DATASET EXCERPTS -

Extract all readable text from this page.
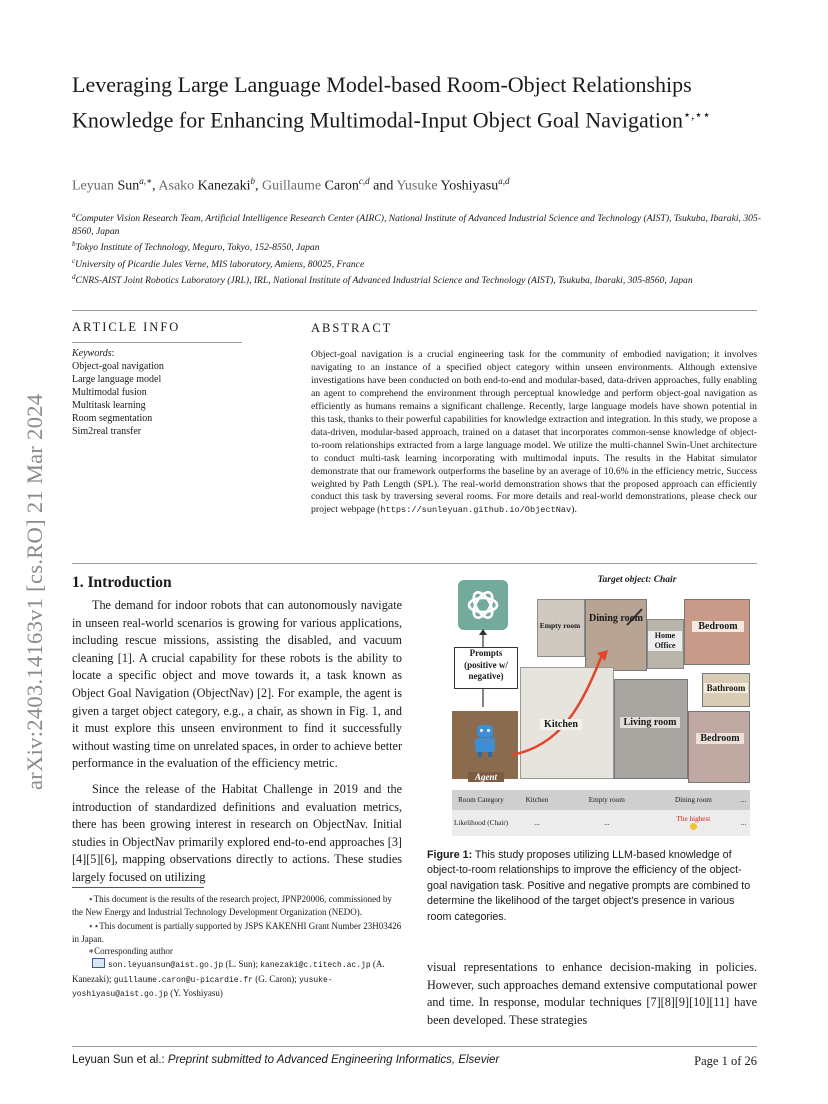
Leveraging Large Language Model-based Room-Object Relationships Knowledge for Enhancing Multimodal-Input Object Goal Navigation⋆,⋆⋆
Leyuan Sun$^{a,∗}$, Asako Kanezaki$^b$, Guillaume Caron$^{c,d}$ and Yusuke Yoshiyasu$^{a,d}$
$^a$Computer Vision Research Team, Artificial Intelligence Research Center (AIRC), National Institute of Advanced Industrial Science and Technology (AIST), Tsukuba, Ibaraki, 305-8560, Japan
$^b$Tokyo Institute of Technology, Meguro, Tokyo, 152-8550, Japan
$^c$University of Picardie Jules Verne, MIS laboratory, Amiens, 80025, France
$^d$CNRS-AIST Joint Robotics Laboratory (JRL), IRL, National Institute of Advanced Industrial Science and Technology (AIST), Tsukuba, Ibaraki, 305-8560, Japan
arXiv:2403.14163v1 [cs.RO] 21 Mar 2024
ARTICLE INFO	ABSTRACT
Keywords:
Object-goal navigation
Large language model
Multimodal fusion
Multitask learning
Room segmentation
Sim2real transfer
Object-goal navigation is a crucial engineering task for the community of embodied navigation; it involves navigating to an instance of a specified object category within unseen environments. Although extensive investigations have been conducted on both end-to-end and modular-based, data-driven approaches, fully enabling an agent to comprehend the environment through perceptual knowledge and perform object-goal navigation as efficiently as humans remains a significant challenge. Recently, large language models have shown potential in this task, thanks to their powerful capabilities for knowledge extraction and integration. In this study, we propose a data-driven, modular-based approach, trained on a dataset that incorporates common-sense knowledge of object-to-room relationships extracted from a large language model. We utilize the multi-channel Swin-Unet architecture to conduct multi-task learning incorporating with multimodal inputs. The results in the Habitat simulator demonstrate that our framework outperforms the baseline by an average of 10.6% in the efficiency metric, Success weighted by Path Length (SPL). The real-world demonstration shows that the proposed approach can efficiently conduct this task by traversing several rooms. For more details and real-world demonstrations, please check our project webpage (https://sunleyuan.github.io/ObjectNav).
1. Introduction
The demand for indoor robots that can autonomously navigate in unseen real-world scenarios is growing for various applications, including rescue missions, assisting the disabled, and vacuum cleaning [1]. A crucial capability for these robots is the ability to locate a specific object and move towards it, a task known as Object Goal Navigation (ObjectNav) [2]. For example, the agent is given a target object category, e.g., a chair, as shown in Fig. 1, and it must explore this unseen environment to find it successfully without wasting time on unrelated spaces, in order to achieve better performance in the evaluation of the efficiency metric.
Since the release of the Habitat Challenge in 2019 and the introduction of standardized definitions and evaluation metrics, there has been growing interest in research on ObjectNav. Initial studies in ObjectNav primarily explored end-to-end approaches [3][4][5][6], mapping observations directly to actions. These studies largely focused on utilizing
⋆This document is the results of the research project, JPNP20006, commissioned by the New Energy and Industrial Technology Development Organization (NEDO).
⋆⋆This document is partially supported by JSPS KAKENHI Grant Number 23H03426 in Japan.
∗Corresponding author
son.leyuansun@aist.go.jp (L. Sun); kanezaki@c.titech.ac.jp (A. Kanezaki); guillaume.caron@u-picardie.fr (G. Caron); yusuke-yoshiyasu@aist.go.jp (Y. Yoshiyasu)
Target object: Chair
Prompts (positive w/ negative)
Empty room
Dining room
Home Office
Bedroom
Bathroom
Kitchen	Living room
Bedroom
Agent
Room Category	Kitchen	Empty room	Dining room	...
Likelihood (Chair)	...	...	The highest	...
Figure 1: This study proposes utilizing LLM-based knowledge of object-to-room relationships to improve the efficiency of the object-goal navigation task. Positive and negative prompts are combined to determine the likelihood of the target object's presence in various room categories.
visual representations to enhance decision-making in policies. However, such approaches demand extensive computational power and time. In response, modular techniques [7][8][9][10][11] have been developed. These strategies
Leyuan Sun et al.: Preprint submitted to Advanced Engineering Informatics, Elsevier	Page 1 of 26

DO THIS - Where a line of the entries contains the word "Empty", copy that line.

PROBLEM SOLUTION -
Empty room
Room Category	Kitchen	Empty room	Dining room	...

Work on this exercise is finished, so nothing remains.